§ **SHORT PROBLEM**:
Retype word for word the portion of the forum thread on CO2 times that runs from "# Instrumental insemination, CO2" down to "last that long.".

# Instrumental insemination, CO2 time



## Juhani Lunden (Oct 3, 2013)

Just curious how long CO2 gasification times you folks are using. My system has been over the last few years 3-4 min one day before insemination ( and second gas comes with insemination)

Is there need to keep the queen in sleep during the insemination for at least couple minutes? Sometimes insemination itself doesn´t last that long.


----------



## AstroBee (Jan 3, 2003)

I usually do 5 minutes the day prior. During the procedure, I only run the CO2 only during the insemination. No further CO2 is used unless I find one not laying, and then I'll give them a 3rd treatment.


----------



## Juhani Lunden (Oct 3, 2013)

How long do you wait for the start of laying?


----------



## AstroBee (Jan 3, 2003)

I usually see laying in less than 10 days. If I find one not laying for more than 14 days, I'll give a 3rd treatment. 

There is an enormous amount of literature on CO2 times out there. Some say as long as 10 minutes, others 1 minute. I'm not sure you're going to see much difference between 1 to 5 minutes, but perhaps a real expert will chime in. My feeling is that this is a "fine tuning" detail, and the real issues are: cell builder, pre- and post-insemination conditions, and of course the insemination procedure (excluding the CO2).

Here are a few references I found on the CO2 times:


http://naldc.nal.usda.gov/download/CAT87209055/PDF

On page 12 (PDF page 16) it says 10 minutes. 

Here’s another reference (by Sue) suggesting 10 minutes is too long I believe It references higher death rates in their third year.

https://hal.archives-ouvertes.fr/hal-00892280/document

This reference says 3 minutes:

https://www.researchgate.net/public..._predisposition_period_1_Onset_of_oviposition

Looks like another says 3 minutes:

https://www.researchgate.net/public...anaesthetised_honey_bee_Apis_mellifera_queens


http://www.degruyter.com/dg/viewart...2fv10289-012-0016-8$002fv10289-012-0016-8.xml

This also says 3 minutes:

http://citeseerx.ist.psu.edu/viewdoc/download?doi=10.1.1.708.346&rep=rep1&type=pdf


----------



## Juhani Lunden (Oct 3, 2013)

§ **Raw records**:
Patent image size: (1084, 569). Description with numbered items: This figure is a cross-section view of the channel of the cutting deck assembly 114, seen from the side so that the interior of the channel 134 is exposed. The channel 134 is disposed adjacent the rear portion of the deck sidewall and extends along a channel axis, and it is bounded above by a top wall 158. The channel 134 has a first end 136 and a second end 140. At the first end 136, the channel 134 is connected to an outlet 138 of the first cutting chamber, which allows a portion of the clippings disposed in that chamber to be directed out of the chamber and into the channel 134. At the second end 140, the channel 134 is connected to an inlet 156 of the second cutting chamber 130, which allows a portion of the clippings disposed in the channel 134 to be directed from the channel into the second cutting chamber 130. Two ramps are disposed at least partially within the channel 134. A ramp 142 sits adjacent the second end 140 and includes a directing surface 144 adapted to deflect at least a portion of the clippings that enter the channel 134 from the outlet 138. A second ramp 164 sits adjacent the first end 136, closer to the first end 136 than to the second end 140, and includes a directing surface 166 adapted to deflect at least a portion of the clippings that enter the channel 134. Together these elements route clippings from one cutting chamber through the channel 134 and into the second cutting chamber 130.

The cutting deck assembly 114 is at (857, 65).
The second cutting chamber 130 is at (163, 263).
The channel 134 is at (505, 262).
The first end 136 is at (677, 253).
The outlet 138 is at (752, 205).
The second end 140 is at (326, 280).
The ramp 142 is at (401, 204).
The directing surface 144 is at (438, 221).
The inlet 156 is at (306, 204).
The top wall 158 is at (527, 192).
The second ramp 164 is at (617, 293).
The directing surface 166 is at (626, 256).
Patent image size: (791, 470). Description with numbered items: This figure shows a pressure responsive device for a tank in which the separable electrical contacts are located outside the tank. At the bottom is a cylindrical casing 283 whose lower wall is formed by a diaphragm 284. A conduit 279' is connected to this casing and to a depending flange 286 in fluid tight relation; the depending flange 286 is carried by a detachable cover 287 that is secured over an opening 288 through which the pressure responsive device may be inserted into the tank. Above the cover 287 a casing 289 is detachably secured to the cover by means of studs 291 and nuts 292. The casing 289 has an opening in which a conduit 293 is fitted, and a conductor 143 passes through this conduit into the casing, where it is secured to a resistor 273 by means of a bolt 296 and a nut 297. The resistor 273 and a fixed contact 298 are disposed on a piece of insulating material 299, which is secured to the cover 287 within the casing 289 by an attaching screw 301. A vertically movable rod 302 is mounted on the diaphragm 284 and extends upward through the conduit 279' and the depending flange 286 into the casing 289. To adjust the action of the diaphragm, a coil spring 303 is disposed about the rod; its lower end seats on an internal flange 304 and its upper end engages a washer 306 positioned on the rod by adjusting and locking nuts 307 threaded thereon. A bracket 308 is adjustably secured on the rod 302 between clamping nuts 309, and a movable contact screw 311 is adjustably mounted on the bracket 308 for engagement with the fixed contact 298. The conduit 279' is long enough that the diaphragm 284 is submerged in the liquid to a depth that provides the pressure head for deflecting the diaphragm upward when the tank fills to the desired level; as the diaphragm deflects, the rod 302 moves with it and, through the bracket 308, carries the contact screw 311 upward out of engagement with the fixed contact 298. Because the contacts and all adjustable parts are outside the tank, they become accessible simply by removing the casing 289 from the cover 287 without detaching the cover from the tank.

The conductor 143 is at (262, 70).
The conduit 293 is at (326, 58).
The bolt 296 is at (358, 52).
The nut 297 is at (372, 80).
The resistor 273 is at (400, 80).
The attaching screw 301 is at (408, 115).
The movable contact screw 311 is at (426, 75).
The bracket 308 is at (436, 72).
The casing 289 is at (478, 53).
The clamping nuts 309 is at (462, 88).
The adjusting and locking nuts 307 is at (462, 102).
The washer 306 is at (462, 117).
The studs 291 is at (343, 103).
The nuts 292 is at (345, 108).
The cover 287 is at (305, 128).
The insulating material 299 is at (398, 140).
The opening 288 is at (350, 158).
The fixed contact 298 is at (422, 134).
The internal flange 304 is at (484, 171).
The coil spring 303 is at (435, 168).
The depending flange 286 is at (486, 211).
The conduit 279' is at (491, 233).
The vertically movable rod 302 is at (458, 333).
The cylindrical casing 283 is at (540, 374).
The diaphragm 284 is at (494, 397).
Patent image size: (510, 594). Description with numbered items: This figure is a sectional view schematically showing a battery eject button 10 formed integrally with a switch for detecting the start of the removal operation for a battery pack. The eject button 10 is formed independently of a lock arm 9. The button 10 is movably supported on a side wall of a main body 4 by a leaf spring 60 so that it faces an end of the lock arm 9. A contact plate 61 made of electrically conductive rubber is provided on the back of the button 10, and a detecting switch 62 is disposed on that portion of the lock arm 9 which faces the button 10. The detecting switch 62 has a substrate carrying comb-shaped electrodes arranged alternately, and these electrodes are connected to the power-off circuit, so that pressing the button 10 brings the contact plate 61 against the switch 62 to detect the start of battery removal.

§ **TASK ANSWER**:
# Instrumental insemination, CO2 time



## Juhani Lunden (Oct 3, 2013)

Just curious how long CO2 gasification times you folks are using. My system has been over the last few years 3-4 min one day before insemination ( and second gas comes with insemination)

Is there need to keep the queen in sleep during the insemination for at least couple minutes? Sometimes insemination itself doesn´t last that long.